GIVEN PROBLEM:
Scan the records for the word "Beach". Copy each line that includes it.
#### LISTED RECORDS ####
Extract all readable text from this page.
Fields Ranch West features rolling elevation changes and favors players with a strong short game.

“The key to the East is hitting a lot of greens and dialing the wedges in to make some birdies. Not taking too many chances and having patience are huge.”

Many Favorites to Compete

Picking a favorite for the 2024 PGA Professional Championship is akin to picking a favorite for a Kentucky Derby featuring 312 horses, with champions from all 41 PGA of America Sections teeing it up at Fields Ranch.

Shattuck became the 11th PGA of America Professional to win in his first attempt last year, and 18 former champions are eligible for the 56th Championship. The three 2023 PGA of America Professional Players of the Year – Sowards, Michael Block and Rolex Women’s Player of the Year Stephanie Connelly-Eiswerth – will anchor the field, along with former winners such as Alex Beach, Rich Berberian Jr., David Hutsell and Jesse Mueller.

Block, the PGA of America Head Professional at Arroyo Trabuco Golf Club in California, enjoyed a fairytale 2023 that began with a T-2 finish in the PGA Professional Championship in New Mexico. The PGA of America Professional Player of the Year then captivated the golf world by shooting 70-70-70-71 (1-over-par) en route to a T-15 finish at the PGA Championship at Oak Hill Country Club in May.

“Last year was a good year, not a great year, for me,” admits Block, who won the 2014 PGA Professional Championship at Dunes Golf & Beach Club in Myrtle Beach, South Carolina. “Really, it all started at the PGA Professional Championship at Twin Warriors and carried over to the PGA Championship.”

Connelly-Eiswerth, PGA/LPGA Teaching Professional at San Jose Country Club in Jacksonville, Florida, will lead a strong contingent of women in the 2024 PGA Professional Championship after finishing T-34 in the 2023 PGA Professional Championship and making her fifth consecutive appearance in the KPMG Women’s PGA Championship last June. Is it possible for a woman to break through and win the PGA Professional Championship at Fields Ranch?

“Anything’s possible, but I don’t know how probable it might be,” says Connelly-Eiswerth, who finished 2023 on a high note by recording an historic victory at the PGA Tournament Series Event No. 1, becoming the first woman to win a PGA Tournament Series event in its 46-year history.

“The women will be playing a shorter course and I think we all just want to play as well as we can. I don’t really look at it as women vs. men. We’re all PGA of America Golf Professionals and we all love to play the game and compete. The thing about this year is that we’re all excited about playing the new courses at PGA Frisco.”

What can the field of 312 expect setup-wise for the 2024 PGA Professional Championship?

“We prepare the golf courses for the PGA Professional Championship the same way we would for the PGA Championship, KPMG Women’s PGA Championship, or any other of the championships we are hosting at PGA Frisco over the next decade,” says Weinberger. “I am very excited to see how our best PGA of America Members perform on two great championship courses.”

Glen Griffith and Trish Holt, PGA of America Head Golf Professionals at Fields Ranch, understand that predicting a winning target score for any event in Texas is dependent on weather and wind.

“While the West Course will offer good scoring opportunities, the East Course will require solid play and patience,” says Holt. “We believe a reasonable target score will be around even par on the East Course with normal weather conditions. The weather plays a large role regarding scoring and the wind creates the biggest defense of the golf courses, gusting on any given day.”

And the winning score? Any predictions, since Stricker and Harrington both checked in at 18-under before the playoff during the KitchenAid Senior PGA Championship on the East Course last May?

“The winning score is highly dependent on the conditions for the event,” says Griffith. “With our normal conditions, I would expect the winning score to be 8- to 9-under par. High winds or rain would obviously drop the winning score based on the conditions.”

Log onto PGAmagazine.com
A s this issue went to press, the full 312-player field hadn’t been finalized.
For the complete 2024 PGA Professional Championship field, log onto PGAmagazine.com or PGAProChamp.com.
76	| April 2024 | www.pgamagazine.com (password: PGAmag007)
####
RESULT OF THIS EXERCISE:
Shattuck became the 11th PGA of America Professional to win in his first attempt last year, and 18 former champions are eligible for the 56th Championship. The three 2023 PGA of America Professional Players of the Year – Sowards, Michael Block and Rolex Women’s Player of the Year Stephanie Connelly-Eiswerth – will anchor the field, along with former winners such as Alex Beach, Rich Berberian Jr., David Hutsell and Jesse Mueller.
“Last year was a good year, not a great year, for me,” admits Block, who won the 2014 PGA Professional Championship at Dunes Golf & Beach Club in Myrtle Beach, South Carolina. “Really, it all started at the PGA Professional Championship at Twin Warriors and carried over to the PGA Championship.”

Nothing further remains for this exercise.